Stepping through the door into the spacious dance studio, I was annoyed to discover someone blocking my way into the room, apparently a member of the crew there to greet participants as they entered. I tried to step past him discreetly, but he moved toward me. I waved him away, moved to the side, and spent several extra moments allowing myself to arrive. The greeter approached me again, leaning toward me to speak, and I surmised that he probably wanted me to place my bag in the large mountain of bags and coats. Again, I waved him away, intending to place my things in the appropriate pile momentarily.
I don’t like to be greeted on entering, in general. Stepping in to a 5Rhythms room is a big deal for me. I undergo an energetic ritual to help me to leave the baggage of a sometimes-very-stressful-life at the other side of the threshold. I don’t want to have to encounter another person’s gaze at this moment, as my intention is to sidestep my own ego and enter naked, unadorned. I love to connect with people, but at this crucial moment having to respond, to project, to make a boundary, or in any way to consider someone else’s experience of me diminishes my ability to let go into my own depths.
After adding my bag to the high pile of coats, I fell easily into motion, sometimes on the floor, sometimes on my feet. I noticed that I was slightly edgy, tightening when a dancer near me seemed to totally ignore my existence and sprawl into “my” space. I reflected that although the holidays were filled with joy and blessings, they also held a fair share of afflictive emotion, including a painful dose of self-hatred, a fact that I kept trying to talk myself out of.

··········

■ Requirements:
1/ In the dance essay, what kind of room does the writer call stepping into "a big deal"?
2/ According to the dance essay, which actions, if required at the moment of entering, reduce the writer's ability to let go? List every one.
3/ Repeat word for word the part of the dance essay that opens with the words containing "After adding my" and closes with "myself out of.".

··········

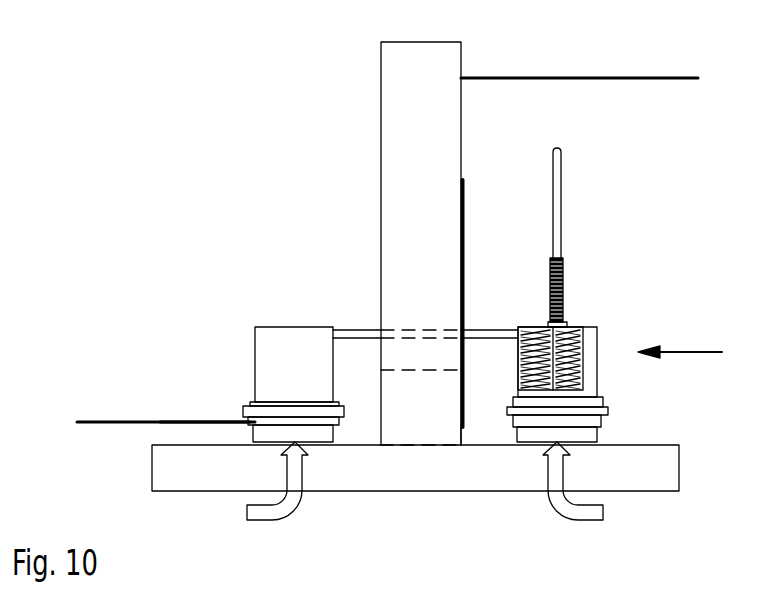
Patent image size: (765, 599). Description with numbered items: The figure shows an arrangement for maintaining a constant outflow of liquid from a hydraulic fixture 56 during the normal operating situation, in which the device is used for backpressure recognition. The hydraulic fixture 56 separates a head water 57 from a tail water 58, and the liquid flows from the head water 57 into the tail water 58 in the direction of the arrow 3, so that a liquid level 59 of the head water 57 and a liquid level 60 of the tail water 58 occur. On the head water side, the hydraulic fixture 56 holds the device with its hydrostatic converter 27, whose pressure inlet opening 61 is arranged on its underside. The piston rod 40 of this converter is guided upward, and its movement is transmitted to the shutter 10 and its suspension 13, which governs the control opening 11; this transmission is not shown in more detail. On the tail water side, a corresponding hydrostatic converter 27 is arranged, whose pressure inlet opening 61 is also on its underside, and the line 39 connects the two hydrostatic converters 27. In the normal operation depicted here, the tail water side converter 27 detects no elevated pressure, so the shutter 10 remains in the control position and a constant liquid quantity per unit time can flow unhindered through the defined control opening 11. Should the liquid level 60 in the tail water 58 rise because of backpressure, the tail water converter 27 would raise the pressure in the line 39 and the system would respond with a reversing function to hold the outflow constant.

The arrow 3 is at (694, 350).
The shutter 10 is at (463, 398).
The control opening 11 is at (410, 430).
The suspension 13 is at (464, 224).
The hydrostatic converter 27 is at (279, 336).
The line 39 is at (407, 322).
The piston rod 40 is at (563, 192).
The hydraulic fixture 56 is at (392, 125).
The head water 57 is at (652, 141).
The tail water 58 is at (205, 432).
The liquid level of the head water 59 is at (654, 77).
The liquid level of the tail water 60 is at (115, 420).
The pressure inlet opening 61 is at (262, 511).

··········

■ Task-by-task outputs:
1/ A 5Rhythms room.

2/
- to respond
- to project
- to make a boundary
- to consider someone else's experience of the writer

3/
After adding my bag to the high pile of coats, I fell easily into motion, sometimes on the floor, sometimes on my feet. I noticed that I was slightly edgy, tightening when a dancer near me seemed to totally ignore my existence and sprawl into “my” space. I reflected that although the holidays were filled with joy and blessings, they also held a fair share of afflictive emotion, including a painful dose of self-hatred, a fact that I kept trying to talk myself out of.